#### [Material]
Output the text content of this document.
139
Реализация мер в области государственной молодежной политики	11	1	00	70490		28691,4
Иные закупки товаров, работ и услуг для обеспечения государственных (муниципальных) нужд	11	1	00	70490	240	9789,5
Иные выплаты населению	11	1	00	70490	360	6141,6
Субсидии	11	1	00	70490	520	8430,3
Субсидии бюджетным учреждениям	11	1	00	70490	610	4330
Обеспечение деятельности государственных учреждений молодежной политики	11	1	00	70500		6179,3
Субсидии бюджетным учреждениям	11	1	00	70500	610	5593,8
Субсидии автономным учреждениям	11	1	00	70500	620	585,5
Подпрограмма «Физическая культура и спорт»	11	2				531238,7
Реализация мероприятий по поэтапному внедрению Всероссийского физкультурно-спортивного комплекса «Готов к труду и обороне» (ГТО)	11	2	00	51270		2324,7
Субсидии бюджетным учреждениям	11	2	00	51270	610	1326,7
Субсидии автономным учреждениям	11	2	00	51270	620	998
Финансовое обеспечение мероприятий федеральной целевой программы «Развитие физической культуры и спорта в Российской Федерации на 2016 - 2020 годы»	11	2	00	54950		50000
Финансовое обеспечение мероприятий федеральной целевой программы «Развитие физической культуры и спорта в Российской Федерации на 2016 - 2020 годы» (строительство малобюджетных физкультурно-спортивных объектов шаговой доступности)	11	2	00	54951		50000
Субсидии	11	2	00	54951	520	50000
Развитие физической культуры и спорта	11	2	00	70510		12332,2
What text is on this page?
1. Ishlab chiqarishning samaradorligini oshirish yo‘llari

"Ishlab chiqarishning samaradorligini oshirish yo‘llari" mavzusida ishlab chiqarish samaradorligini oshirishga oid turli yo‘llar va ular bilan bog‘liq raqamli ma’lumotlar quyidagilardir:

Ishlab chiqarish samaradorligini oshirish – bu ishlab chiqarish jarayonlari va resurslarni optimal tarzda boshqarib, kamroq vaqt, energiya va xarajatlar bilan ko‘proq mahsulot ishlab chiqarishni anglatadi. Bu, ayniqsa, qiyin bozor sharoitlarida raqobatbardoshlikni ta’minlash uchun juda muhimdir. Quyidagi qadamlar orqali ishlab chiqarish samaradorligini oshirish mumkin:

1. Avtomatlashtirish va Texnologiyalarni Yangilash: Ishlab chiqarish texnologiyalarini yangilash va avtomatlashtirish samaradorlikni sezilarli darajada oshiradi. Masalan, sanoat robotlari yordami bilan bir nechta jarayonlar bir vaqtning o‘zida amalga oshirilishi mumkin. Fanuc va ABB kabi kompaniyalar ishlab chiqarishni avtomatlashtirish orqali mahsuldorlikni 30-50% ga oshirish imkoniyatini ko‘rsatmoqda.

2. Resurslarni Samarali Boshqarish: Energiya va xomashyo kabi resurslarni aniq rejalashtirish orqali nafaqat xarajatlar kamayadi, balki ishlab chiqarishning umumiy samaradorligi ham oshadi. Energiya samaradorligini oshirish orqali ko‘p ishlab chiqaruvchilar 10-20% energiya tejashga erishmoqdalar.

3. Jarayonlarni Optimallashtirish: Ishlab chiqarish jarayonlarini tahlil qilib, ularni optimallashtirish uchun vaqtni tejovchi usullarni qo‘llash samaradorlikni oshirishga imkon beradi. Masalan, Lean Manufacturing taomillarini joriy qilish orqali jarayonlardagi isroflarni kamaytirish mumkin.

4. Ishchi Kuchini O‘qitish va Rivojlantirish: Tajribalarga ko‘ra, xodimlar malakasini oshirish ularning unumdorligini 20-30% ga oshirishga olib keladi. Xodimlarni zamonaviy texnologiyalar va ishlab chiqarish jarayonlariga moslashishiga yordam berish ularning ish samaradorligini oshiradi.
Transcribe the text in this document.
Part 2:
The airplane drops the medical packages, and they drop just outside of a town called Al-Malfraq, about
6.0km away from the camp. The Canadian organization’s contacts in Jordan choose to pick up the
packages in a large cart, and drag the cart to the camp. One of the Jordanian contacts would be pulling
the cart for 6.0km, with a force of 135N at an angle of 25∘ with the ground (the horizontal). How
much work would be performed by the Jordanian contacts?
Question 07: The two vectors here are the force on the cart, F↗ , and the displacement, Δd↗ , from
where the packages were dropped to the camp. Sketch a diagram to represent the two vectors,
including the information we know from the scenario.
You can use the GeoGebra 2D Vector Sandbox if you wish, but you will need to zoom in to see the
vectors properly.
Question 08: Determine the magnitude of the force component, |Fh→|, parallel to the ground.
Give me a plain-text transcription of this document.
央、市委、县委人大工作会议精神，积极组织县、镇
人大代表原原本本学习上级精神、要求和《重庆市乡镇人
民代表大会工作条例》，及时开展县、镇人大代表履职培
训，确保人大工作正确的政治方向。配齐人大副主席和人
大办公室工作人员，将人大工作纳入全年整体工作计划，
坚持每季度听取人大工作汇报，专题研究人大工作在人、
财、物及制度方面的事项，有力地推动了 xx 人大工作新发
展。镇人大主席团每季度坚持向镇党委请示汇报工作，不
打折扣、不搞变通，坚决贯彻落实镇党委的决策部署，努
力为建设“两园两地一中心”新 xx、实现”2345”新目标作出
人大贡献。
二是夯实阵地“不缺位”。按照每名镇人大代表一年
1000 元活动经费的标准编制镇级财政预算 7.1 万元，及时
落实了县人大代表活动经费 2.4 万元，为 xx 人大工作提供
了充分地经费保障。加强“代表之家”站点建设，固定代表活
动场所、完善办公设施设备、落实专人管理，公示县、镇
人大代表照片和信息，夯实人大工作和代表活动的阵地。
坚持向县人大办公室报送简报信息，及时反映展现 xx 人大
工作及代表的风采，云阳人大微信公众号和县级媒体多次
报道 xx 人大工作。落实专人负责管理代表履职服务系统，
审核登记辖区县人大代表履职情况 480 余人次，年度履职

#### [Work instructions]
Which lines in the data above contain "Иные"? Show each one.

#### [Complete output]
Иные закупки товаров, работ и услуг для обеспечения государственных (муниципальных) нужд	11	1	00	70490	240	9789,5
Иные выплаты населению	11	1	00	70490	360	6141,6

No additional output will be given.